### [WHAT THIS TASK INVOLVES]
Reproduce the data below line for line, leaving out the pictures.

:::

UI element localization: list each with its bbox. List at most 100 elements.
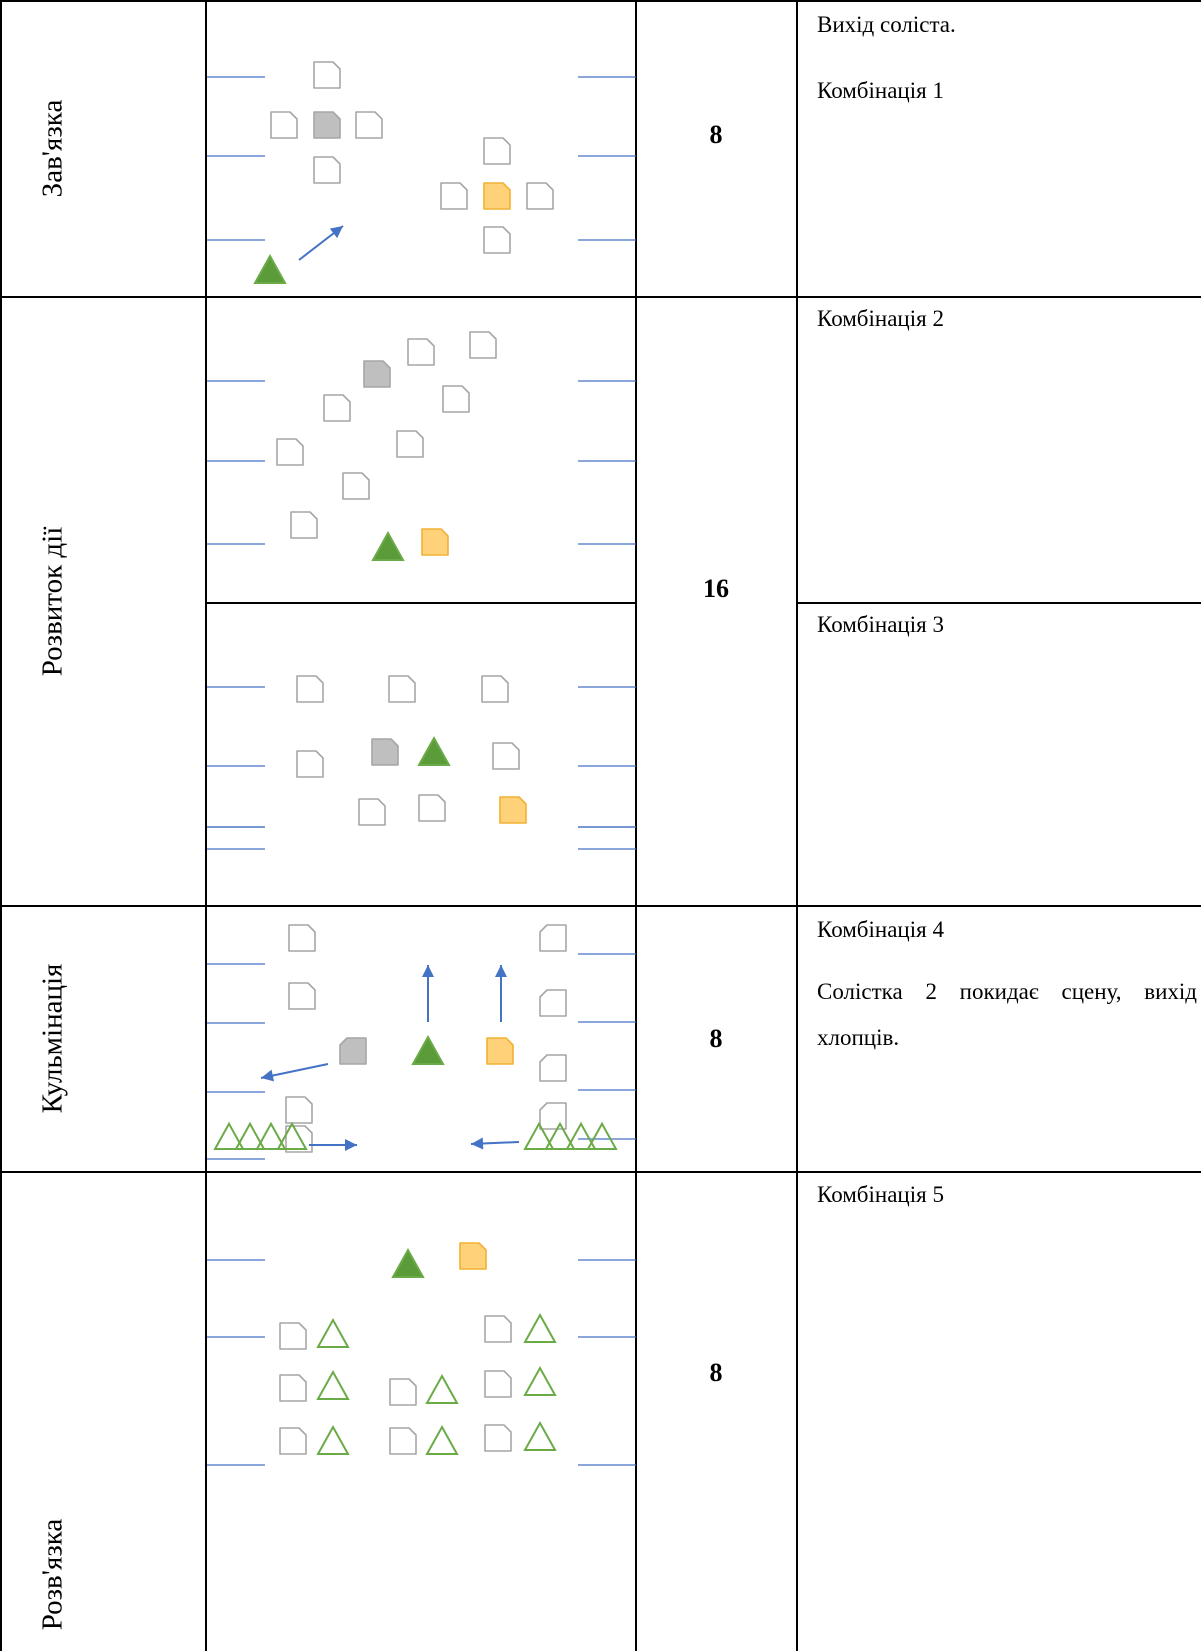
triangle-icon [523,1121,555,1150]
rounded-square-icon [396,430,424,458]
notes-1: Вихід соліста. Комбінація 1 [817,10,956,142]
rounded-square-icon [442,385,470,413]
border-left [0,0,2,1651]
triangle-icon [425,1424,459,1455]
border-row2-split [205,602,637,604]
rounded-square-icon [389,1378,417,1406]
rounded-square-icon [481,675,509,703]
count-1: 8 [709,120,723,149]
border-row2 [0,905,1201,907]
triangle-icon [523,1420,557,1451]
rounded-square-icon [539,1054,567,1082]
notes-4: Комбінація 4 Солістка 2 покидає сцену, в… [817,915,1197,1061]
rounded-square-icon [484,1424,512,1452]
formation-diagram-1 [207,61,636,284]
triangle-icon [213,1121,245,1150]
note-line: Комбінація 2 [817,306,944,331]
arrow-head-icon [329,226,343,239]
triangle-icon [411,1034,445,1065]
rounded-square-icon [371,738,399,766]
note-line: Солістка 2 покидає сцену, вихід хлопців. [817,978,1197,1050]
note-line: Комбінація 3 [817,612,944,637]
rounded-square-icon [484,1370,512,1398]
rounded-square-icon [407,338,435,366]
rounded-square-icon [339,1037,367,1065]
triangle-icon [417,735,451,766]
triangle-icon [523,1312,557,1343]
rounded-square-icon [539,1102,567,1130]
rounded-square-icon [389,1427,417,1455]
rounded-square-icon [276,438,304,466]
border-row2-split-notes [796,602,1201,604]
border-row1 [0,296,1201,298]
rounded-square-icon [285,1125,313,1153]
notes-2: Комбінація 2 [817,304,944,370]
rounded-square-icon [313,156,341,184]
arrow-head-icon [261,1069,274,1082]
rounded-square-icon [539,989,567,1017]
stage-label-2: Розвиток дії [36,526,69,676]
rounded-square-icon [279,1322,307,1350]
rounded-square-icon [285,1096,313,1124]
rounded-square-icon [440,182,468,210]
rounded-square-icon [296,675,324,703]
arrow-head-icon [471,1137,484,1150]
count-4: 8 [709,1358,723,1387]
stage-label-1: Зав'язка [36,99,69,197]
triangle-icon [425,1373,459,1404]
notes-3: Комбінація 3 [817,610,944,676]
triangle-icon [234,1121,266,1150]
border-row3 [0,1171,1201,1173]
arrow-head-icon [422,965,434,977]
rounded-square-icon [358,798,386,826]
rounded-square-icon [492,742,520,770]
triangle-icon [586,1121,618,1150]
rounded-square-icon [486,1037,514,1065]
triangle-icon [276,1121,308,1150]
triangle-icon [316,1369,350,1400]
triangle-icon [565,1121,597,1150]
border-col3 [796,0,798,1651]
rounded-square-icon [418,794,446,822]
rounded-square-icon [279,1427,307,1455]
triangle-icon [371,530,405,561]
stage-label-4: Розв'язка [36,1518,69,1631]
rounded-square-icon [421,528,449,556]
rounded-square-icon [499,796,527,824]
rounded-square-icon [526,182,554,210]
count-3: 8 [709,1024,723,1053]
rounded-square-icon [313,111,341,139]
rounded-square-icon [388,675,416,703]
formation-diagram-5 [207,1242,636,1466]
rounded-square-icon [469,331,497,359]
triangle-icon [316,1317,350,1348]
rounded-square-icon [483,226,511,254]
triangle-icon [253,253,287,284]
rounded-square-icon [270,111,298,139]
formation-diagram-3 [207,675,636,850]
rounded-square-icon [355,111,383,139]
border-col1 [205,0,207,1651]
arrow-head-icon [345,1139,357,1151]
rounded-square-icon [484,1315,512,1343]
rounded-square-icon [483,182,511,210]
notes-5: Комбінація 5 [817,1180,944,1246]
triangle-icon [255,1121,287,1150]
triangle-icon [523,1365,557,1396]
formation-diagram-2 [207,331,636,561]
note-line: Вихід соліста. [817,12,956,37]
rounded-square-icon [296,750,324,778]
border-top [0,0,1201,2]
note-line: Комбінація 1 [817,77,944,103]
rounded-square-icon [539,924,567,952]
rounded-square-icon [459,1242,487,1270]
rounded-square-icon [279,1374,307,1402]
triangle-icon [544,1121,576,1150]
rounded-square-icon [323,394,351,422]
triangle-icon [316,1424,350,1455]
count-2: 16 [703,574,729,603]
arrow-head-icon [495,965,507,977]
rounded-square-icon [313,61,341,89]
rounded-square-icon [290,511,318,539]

:::

### [TASK ANSWER]
UI element localization: list each with its bbox. List at most 100 elements.
triangle-icon [523,1121,555,1150]
rounded-square-icon [396,430,424,458]
notes-1: Вихід соліста. Комбінація 1 [817,10,956,142]
rounded-square-icon [442,385,470,413]
border-left [0,0,2,1651]
triangle-icon [425,1424,459,1455]
border-row2-split [205,602,637,604]
rounded-square-icon [389,1378,417,1406]
rounded-square-icon [481,675,509,703]
count-1: 8 [709,120,723,149]
border-row2 [0,905,1201,907]
triangle-icon [523,1420,557,1451]
rounded-square-icon [539,1054,567,1082]
notes-4: Комбінація 4 Солістка 2 покидає сцену, в… [817,915,1197,1061]
rounded-square-icon [484,1424,512,1452]
formation-diagram-1 [207,61,636,284]
triangle-icon [213,1121,245,1150]
note-line: Комбінація 2 [817,306,944,331]
arrow-head-icon [329,226,343,239]
triangle-icon [411,1034,445,1065]
rounded-square-icon [371,738,399,766]
note-line: Солістка 2 покидає сцену, вихід хлопців. [817,978,1197,1050]
note-line: Комбінація 3 [817,612,944,637]
rounded-square-icon [484,1370,512,1398]
rounded-square-icon [407,338,435,366]
rounded-square-icon [339,1037,367,1065]
triangle-icon [417,735,451,766]
triangle-icon [523,1312,557,1343]
rounded-square-icon [539,1102,567,1130]
rounded-square-icon [389,1427,417,1455]
rounded-square-icon [276,438,304,466]
border-row2-split-notes [796,602,1201,604]
border-row1 [0,296,1201,298]
rounded-square-icon [285,1125,313,1153]
notes-2: Комбінація 2 [817,304,944,370]
rounded-square-icon [313,156,341,184]
arrow-head-icon [261,1069,274,1082]
rounded-square-icon [539,989,567,1017]
stage-label-2: Розвиток дії [36,526,69,676]
rounded-square-icon [279,1322,307,1350]
rounded-square-icon [285,1096,313,1124]
rounded-square-icon [440,182,468,210]
rounded-square-icon [296,675,324,703]
arrow-head-icon [471,1137,484,1150]
count-4: 8 [709,1358,723,1387]
stage-label-1: Зав'язка [36,99,69,197]
triangle-icon [425,1373,459,1404]
notes-3: Комбінація 3 [817,610,944,676]
triangle-icon [234,1121,266,1150]
border-row3 [0,1171,1201,1173]
arrow-head-icon [422,965,434,977]
rounded-square-icon [358,798,386,826]
rounded-square-icon [492,742,520,770]
triangle-icon [586,1121,618,1150]
rounded-square-icon [486,1037,514,1065]
triangle-icon [276,1121,308,1150]
triangle-icon [316,1369,350,1400]
triangle-icon [565,1121,597,1150]
border-col3 [796,0,798,1651]
rounded-square-icon [418,794,446,822]
rounded-square-icon [279,1427,307,1455]
triangle-icon [371,530,405,561]
stage-label-4: Розв'язка [36,1518,69,1631]
rounded-square-icon [421,528,449,556]
rounded-square-icon [499,796,527,824]
rounded-square-icon [526,182,554,210]
count-3: 8 [709,1024,723,1053]
rounded-square-icon [313,111,341,139]
rounded-square-icon [388,675,416,703]
formation-diagram-5 [207,1242,636,1466]
rounded-square-icon [469,331,497,359]
triangle-icon [316,1317,350,1348]
rounded-square-icon [483,226,511,254]
triangle-icon [253,253,287,284]
rounded-square-icon [270,111,298,139]
formation-diagram-3 [207,675,636,850]
rounded-square-icon [355,111,383,139]
border-col1 [205,0,207,1651]
arrow-head-icon [345,1139,357,1151]
rounded-square-icon [484,1315,512,1343]
rounded-square-icon [483,182,511,210]
notes-5: Комбінація 5 [817,1180,944,1246]
triangle-icon [255,1121,287,1150]
triangle-icon [523,1365,557,1396]
formation-diagram-2 [207,331,636,561]
note-line: Вихід соліста. [817,12,956,37]
rounded-square-icon [296,750,324,778]
border-top [0,0,1201,2]
note-line: Комбінація 1 [817,77,944,103]
rounded-square-icon [539,924,567,952]
rounded-square-icon [459,1242,487,1270]
rounded-square-icon [279,1374,307,1402]
triangle-icon [544,1121,576,1150]
rounded-square-icon [323,394,351,422]
triangle-icon [316,1424,350,1455]
count-2: 16 [703,574,729,603]
arrow-head-icon [495,965,507,977]
rounded-square-icon [313,61,341,89]
rounded-square-icon [290,511,318,539]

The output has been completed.